## Material
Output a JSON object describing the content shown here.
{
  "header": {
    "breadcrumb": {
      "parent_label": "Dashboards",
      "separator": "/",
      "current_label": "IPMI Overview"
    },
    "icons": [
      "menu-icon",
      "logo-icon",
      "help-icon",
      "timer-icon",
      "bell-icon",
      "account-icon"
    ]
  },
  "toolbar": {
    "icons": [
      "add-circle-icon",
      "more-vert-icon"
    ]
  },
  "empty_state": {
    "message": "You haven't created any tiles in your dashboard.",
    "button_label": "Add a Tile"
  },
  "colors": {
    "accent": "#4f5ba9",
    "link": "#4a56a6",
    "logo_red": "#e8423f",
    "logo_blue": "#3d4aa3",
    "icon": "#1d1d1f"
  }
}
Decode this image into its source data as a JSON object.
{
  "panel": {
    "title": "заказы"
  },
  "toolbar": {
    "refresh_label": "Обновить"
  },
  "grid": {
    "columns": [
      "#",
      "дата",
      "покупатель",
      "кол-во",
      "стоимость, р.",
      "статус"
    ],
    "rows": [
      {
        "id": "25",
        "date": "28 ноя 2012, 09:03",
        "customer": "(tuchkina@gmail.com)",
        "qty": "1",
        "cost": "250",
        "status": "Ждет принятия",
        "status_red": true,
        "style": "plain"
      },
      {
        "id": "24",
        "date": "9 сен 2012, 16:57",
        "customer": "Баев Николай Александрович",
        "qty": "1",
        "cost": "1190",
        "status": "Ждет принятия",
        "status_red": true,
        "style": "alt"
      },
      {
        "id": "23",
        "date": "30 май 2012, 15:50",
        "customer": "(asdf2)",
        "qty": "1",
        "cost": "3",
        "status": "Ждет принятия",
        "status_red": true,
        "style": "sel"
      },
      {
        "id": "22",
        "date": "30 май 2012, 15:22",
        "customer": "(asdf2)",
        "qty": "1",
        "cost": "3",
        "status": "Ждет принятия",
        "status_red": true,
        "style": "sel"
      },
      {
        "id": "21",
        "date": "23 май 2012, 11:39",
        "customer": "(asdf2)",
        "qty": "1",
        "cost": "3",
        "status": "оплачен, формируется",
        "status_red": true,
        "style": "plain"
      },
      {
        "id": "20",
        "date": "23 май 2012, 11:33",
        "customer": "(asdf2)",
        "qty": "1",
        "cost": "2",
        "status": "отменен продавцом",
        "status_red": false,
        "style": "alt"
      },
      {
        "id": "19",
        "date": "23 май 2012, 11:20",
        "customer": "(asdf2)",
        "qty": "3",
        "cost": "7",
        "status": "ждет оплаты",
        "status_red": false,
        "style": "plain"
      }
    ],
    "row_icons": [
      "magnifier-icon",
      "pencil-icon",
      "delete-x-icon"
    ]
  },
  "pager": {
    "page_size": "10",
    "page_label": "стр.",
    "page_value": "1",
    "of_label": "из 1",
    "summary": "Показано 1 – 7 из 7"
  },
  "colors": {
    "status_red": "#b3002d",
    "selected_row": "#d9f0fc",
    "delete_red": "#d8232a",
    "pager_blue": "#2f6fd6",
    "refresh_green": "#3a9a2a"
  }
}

## Set exercise
Please output the entries above, every line exactly as it reads.

## Exercise solution
Output a JSON object describing the content shown here.
{
  "header": {
    "breadcrumb": {
      "parent_label": "Dashboards",
      "separator": "/",
      "current_label": "IPMI Overview"
    },
    "icons": [
      "menu-icon",
      "logo-icon",
      "help-icon",
      "timer-icon",
      "bell-icon",
      "account-icon"
    ]
  },
  "toolbar": {
    "icons": [
      "add-circle-icon",
      "more-vert-icon"
    ]
  },
  "empty_state": {
    "message": "You haven't created any tiles in your dashboard.",
    "button_label": "Add a Tile"
  },
  "colors": {
    "accent": "#4f5ba9",
    "link": "#4a56a6",
    "logo_red": "#e8423f",
    "logo_blue": "#3d4aa3",
    "icon": "#1d1d1f"
  }
}
Decode this image into its source data as a JSON object.
{
  "panel": {
    "title": "заказы"
  },
  "toolbar": {
    "refresh_label": "Обновить"
  },
  "grid": {
    "columns": [
      "#",
      "дата",
      "покупатель",
      "кол-во",
      "стоимость, р.",
      "статус"
    ],
    "rows": [
      {
        "id": "25",
        "date": "28 ноя 2012, 09:03",
        "customer": "(tuchkina@gmail.com)",
        "qty": "1",
        "cost": "250",
        "status": "Ждет принятия",
        "status_red": true,
        "style": "plain"
      },
      {
        "id": "24",
        "date": "9 сен 2012, 16:57",
        "customer": "Баев Николай Александрович",
        "qty": "1",
        "cost": "1190",
        "status": "Ждет принятия",
        "status_red": true,
        "style": "alt"
      },
      {
        "id": "23",
        "date": "30 май 2012, 15:50",
        "customer": "(asdf2)",
        "qty": "1",
        "cost": "3",
        "status": "Ждет принятия",
        "status_red": true,
        "style": "sel"
      },
      {
        "id": "22",
        "date": "30 май 2012, 15:22",
        "customer": "(asdf2)",
        "qty": "1",
        "cost": "3",
        "status": "Ждет принятия",
        "status_red": true,
        "style": "sel"
      },
      {
        "id": "21",
        "date": "23 май 2012, 11:39",
        "customer": "(asdf2)",
        "qty": "1",
        "cost": "3",
        "status": "оплачен, формируется",
        "status_red": true,
        "style": "plain"
      },
      {
        "id": "20",
        "date": "23 май 2012, 11:33",
        "customer": "(asdf2)",
        "qty": "1",
        "cost": "2",
        "status": "отменен продавцом",
        "status_red": false,
        "style": "alt"
      },
      {
        "id": "19",
        "date": "23 май 2012, 11:20",
        "customer": "(asdf2)",
        "qty": "3",
        "cost": "7",
        "status": "ждет оплаты",
        "status_red": false,
        "style": "plain"
      }
    ],
    "row_icons": [
      "magnifier-icon",
      "pencil-icon",
      "delete-x-icon"
    ]
  },
  "pager": {
    "page_size": "10",
    "page_label": "стр.",
    "page_value": "1",
    "of_label": "из 1",
    "summary": "Показано 1 – 7 из 7"
  },
  "colors": {
    "status_red": "#b3002d",
    "selected_row": "#d9f0fc",
    "delete_red": "#d8232a",
    "pager_blue": "#2f6fd6",
    "refresh_green": "#3a9a2a"
  }
}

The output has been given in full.